begin The input

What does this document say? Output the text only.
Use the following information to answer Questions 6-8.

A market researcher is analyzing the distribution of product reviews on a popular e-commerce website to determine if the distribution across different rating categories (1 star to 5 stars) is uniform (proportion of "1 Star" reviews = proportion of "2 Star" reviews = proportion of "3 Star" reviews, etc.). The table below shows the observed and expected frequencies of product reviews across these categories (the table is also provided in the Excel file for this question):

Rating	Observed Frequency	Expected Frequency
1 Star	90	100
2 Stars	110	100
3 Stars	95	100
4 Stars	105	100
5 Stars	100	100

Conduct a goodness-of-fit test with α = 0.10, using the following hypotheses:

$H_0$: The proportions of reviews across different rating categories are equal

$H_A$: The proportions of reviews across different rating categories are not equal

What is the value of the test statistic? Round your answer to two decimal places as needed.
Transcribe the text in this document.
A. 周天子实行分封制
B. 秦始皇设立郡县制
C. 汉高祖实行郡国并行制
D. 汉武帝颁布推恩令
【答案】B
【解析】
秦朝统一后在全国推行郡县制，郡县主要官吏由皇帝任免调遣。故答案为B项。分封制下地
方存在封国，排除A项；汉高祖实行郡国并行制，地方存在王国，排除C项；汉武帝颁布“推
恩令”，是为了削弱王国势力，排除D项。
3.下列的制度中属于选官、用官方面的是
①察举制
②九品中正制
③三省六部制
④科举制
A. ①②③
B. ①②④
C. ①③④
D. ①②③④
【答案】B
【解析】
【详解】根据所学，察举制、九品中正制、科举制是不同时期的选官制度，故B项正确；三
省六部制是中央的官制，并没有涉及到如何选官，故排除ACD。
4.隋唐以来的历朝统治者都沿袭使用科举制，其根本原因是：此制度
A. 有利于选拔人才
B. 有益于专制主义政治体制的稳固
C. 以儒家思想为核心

end The input

== Required task ==
Give all the records again. Match them exactly.

== Answer to the exercise ==
What does this document say? Output the text only.
Use the following information to answer Questions 6-8.

A market researcher is analyzing the distribution of product reviews on a popular e-commerce website to determine if the distribution across different rating categories (1 star to 5 stars) is uniform (proportion of "1 Star" reviews = proportion of "2 Star" reviews = proportion of "3 Star" reviews, etc.). The table below shows the observed and expected frequencies of product reviews across these categories (the table is also provided in the Excel file for this question):

Rating	Observed Frequency	Expected Frequency
1 Star	90	100
2 Stars	110	100
3 Stars	95	100
4 Stars	105	100
5 Stars	100	100

Conduct a goodness-of-fit test with α = 0.10, using the following hypotheses:

$H_0$: The proportions of reviews across different rating categories are equal

$H_A$: The proportions of reviews across different rating categories are not equal

What is the value of the test statistic? Round your answer to two decimal places as needed.
Transcribe the text in this document.
A. 周天子实行分封制
B. 秦始皇设立郡县制
C. 汉高祖实行郡国并行制
D. 汉武帝颁布推恩令
【答案】B
【解析】
秦朝统一后在全国推行郡县制，郡县主要官吏由皇帝任免调遣。故答案为B项。分封制下地
方存在封国，排除A项；汉高祖实行郡国并行制，地方存在王国，排除C项；汉武帝颁布“推
恩令”，是为了削弱王国势力，排除D项。
3.下列的制度中属于选官、用官方面的是
①察举制
②九品中正制
③三省六部制
④科举制
A. ①②③
B. ①②④
C. ①③④
D. ①②③④
【答案】B
【解析】
【详解】根据所学，察举制、九品中正制、科举制是不同时期的选官制度，故B项正确；三
省六部制是中央的官制，并没有涉及到如何选官，故排除ACD。
4.隋唐以来的历朝统治者都沿袭使用科举制，其根本原因是：此制度
A. 有利于选拔人才
B. 有益于专制主义政治体制的稳固
C. 以儒家思想为核心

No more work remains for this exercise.